• What is needed:
Track down each line that has the word "Financeiro" and copy it.

— BEGIN —

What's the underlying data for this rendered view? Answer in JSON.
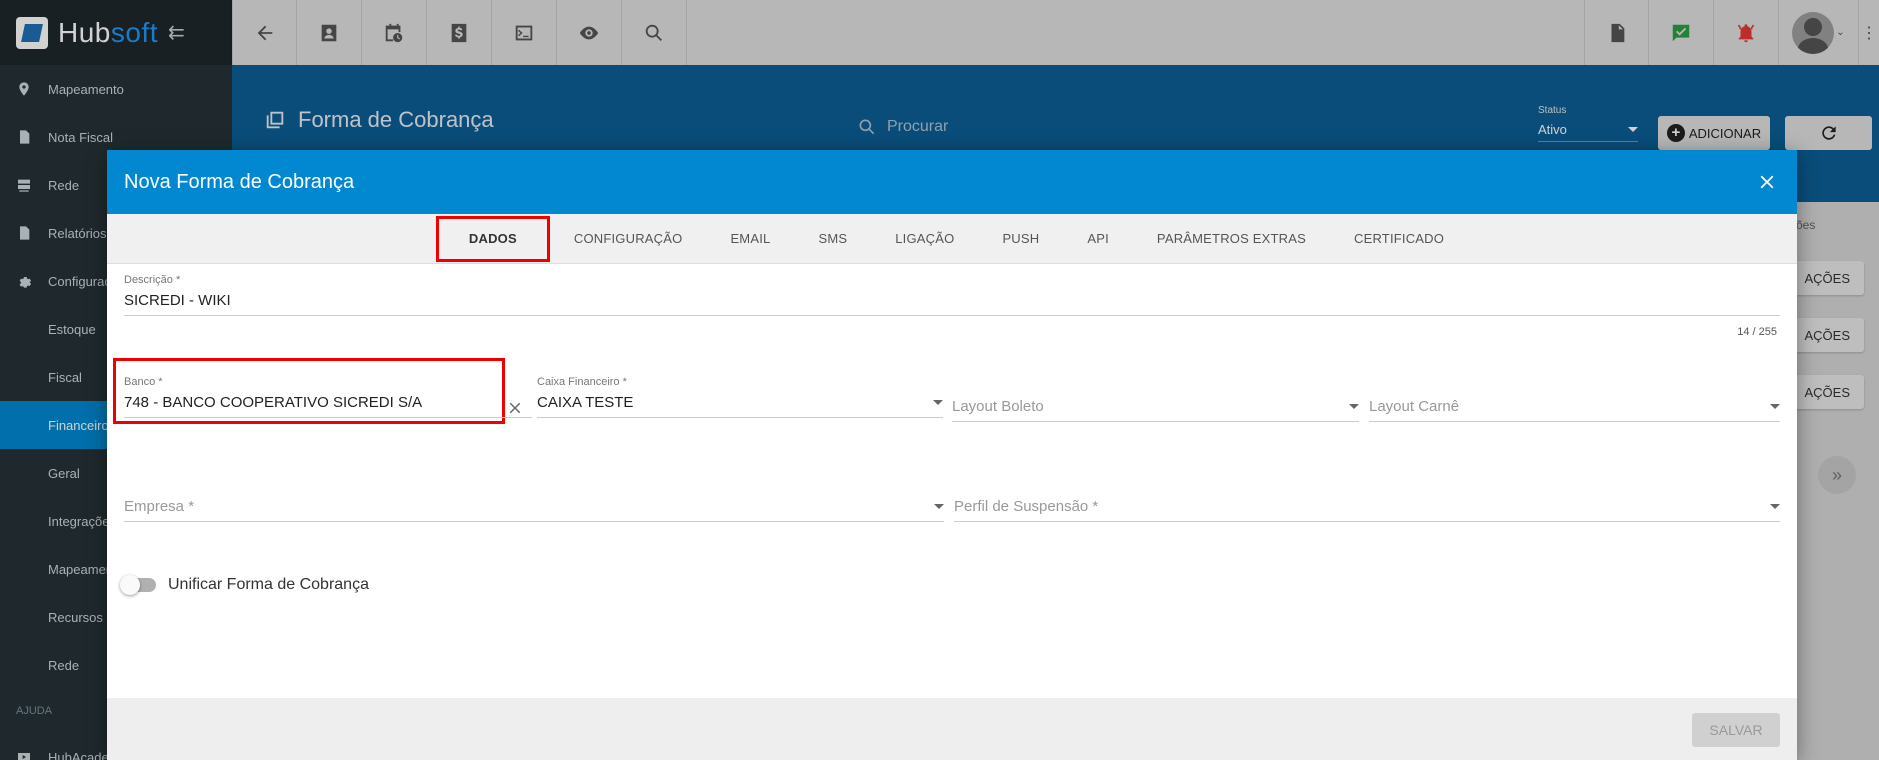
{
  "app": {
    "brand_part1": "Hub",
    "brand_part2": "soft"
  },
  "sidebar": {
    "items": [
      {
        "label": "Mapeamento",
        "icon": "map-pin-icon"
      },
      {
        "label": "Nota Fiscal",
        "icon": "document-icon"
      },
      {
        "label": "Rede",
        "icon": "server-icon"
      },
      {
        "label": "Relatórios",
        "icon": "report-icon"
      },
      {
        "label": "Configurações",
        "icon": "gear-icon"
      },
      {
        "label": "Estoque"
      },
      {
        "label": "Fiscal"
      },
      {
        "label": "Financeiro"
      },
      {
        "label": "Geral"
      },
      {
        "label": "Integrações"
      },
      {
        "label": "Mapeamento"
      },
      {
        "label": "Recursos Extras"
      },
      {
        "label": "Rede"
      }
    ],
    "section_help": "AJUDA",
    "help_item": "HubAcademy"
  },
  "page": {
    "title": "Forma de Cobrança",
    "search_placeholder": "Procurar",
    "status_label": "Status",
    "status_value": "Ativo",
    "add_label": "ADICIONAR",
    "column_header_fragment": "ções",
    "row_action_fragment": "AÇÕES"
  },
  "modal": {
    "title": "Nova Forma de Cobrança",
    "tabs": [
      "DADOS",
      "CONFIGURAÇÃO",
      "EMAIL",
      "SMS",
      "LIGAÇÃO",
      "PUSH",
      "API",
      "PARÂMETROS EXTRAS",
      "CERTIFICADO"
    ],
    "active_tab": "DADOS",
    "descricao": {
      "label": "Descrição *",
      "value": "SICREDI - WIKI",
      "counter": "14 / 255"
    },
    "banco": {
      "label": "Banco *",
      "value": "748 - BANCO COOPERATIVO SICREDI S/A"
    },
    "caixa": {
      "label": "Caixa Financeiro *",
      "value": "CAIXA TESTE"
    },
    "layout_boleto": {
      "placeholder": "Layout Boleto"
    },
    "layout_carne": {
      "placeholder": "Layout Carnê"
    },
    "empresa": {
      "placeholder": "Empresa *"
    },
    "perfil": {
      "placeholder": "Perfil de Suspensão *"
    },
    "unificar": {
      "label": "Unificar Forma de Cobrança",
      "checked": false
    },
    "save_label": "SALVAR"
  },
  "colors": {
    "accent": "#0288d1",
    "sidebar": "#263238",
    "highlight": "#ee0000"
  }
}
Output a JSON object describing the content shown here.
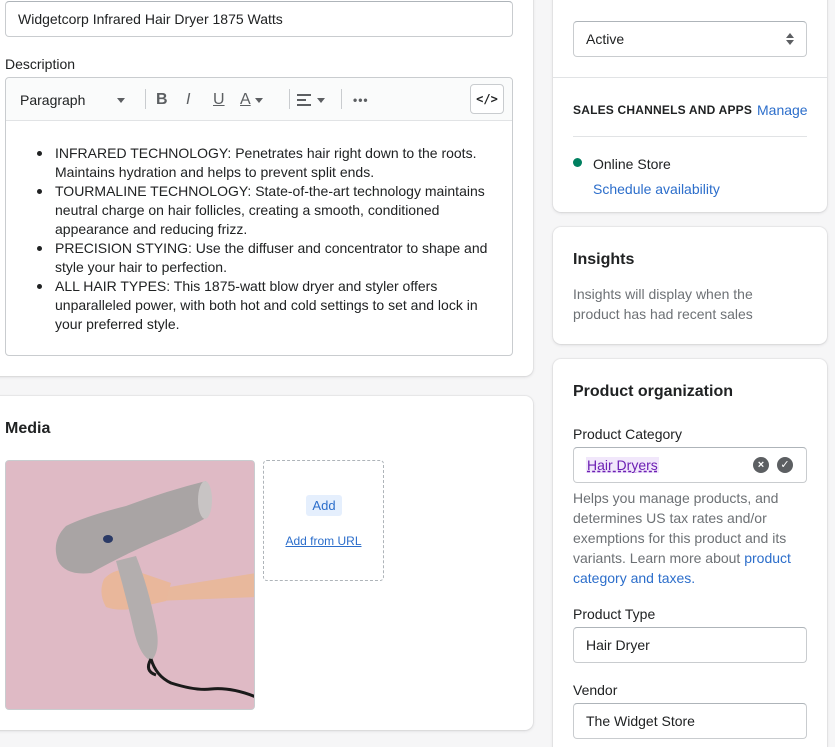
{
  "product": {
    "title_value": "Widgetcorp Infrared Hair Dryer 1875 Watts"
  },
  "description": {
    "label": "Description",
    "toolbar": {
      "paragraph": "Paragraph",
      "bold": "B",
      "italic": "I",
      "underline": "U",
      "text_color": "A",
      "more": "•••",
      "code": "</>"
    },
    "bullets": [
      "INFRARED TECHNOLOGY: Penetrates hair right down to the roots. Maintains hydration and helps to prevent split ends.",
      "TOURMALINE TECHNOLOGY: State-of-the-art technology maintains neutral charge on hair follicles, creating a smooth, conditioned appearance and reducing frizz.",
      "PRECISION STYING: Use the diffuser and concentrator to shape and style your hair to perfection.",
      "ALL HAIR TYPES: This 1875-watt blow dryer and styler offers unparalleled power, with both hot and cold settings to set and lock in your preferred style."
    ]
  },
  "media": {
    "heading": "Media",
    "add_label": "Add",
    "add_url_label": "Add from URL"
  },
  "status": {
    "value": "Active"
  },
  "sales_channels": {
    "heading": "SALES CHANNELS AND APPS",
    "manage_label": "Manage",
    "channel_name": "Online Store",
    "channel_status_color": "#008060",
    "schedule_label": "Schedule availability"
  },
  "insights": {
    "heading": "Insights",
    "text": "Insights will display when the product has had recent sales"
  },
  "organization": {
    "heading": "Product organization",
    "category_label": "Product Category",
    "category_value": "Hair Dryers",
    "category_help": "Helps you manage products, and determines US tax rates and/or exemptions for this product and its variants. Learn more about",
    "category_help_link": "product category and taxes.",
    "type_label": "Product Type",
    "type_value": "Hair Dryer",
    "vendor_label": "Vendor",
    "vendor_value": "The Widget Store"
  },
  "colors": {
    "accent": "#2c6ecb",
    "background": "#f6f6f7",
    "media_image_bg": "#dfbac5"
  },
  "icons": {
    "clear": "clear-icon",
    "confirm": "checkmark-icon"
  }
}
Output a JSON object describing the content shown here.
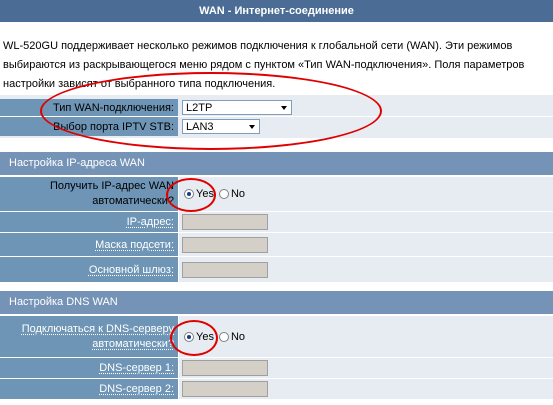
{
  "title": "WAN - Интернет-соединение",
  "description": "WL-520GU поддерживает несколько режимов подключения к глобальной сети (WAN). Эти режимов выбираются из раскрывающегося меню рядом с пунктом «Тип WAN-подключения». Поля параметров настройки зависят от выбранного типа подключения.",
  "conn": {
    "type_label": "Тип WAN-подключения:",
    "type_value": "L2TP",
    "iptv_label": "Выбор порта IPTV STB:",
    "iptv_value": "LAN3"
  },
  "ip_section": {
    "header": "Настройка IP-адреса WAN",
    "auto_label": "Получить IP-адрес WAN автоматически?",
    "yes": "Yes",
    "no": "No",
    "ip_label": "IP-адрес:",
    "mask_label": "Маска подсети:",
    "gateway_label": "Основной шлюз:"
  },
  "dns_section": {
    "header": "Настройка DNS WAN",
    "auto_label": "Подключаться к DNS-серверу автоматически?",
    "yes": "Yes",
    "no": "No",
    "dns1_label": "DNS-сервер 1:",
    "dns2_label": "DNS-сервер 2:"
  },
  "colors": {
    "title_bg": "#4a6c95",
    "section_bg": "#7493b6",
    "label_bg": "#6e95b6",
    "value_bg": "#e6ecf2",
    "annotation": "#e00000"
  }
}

— END —
— BEGIN —

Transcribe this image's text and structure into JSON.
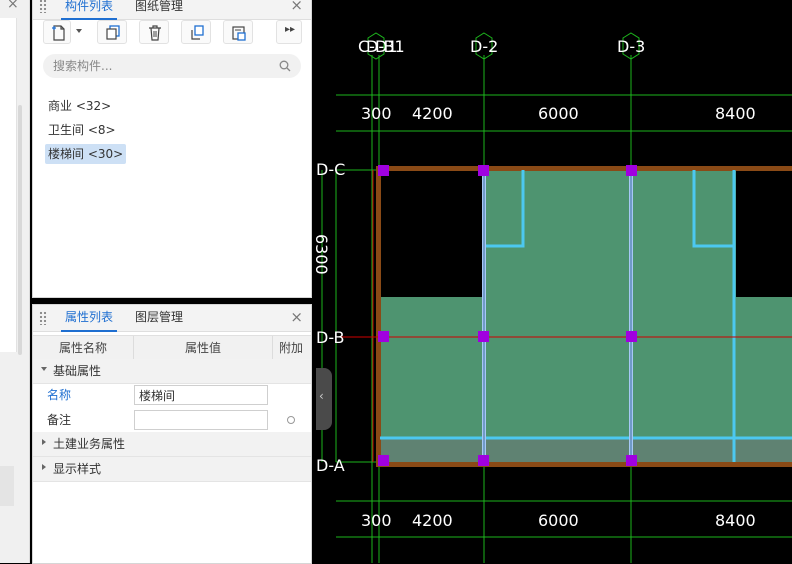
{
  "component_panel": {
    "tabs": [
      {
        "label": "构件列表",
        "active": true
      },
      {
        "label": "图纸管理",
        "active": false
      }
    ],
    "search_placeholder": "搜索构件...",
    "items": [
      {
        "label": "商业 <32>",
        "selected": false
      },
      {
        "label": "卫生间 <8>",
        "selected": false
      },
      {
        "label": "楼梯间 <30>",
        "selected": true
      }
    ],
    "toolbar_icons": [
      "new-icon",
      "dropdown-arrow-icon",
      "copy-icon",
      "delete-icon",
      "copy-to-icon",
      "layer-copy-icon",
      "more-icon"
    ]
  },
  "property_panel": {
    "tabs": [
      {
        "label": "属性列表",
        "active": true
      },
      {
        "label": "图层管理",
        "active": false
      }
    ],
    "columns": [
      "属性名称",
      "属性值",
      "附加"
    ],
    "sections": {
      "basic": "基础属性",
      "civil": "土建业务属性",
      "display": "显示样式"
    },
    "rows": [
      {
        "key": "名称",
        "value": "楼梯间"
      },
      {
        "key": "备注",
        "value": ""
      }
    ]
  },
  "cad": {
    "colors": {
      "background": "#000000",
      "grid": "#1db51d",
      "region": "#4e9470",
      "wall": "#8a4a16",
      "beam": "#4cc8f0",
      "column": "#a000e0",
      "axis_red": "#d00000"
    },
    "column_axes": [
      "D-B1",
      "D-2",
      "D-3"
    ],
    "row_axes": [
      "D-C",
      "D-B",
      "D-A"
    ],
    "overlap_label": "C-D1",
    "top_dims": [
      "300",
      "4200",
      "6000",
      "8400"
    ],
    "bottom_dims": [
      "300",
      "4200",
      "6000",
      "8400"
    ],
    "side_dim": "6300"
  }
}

— END —

• Result of the exercise:
        "label": "Financeiro"
      "label": "Caixa Financeiro *",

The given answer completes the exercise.